*Description of the task*. Filter the data for lines with the word "Стихотворения", then copy every line so identified.
----
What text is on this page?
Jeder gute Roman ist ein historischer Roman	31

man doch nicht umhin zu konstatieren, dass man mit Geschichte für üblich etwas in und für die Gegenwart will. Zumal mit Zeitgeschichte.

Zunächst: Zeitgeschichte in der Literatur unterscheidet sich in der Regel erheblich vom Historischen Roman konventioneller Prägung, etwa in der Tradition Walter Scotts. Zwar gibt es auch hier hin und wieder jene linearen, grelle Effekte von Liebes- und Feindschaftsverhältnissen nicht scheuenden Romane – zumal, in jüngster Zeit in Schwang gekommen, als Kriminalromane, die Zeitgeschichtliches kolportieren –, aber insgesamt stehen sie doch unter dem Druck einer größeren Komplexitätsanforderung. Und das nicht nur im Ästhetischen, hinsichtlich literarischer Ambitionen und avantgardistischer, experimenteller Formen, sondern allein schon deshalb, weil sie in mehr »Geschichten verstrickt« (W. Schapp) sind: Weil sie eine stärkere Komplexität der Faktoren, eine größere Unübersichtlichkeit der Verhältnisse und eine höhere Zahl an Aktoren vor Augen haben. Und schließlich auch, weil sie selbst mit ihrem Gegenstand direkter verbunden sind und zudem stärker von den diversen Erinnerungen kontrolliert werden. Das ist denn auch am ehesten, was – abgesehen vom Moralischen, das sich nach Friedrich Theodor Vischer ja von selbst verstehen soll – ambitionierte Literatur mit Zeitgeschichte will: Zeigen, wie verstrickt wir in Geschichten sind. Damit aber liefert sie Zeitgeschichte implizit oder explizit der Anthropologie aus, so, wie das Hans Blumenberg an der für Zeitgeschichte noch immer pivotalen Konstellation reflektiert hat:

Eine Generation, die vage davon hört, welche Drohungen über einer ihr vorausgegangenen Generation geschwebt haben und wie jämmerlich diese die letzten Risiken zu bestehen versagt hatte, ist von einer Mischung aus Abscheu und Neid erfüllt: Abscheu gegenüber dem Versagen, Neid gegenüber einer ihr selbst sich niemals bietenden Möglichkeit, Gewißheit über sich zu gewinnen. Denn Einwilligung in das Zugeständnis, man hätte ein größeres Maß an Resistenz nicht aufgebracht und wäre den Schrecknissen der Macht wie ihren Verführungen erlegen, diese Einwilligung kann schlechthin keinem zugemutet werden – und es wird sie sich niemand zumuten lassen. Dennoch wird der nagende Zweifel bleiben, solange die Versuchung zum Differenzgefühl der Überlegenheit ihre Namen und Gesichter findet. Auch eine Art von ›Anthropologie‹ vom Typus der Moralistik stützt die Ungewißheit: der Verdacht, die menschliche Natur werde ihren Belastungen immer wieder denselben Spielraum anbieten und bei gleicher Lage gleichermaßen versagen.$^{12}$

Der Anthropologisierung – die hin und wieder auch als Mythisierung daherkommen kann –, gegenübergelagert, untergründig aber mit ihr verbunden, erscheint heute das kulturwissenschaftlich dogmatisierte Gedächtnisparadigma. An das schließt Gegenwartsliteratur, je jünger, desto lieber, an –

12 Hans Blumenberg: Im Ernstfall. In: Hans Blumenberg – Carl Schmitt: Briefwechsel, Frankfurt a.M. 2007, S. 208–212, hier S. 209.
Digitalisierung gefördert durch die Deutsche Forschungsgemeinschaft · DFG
----
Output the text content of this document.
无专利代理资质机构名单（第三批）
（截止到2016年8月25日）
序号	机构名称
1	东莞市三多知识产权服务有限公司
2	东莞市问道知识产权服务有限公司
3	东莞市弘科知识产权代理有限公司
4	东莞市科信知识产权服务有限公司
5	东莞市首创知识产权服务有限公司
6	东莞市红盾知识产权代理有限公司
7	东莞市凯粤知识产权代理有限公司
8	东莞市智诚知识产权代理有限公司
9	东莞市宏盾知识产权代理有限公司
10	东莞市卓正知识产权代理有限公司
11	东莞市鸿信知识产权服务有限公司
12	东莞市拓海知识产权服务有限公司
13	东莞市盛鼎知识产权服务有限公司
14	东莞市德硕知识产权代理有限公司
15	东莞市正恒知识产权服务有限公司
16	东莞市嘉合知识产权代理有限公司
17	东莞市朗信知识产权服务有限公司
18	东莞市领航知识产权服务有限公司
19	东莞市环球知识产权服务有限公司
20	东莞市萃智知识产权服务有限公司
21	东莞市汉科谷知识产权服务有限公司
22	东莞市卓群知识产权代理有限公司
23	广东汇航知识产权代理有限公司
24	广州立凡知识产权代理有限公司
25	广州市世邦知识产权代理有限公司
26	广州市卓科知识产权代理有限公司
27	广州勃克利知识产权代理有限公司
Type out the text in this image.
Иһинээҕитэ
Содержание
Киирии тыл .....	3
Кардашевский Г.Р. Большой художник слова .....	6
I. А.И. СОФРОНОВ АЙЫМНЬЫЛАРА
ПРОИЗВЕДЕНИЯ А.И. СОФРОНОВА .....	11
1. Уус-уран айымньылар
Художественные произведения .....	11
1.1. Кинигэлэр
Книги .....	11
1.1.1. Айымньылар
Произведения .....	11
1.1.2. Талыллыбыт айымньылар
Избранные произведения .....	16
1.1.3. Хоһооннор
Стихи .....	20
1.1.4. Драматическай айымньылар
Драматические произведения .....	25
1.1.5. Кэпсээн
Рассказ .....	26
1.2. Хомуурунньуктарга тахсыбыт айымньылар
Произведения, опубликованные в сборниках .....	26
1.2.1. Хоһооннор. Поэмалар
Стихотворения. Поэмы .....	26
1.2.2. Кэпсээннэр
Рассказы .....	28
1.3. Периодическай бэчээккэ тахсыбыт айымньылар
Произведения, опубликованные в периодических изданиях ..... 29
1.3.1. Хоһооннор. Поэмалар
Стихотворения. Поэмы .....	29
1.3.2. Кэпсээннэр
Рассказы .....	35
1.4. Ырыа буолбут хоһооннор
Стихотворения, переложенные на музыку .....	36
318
----
*Task solution*.
Стихотворения. Поэмы .....	26
Стихотворения. Поэмы .....	29
Стихотворения, переложенные на музыку .....	36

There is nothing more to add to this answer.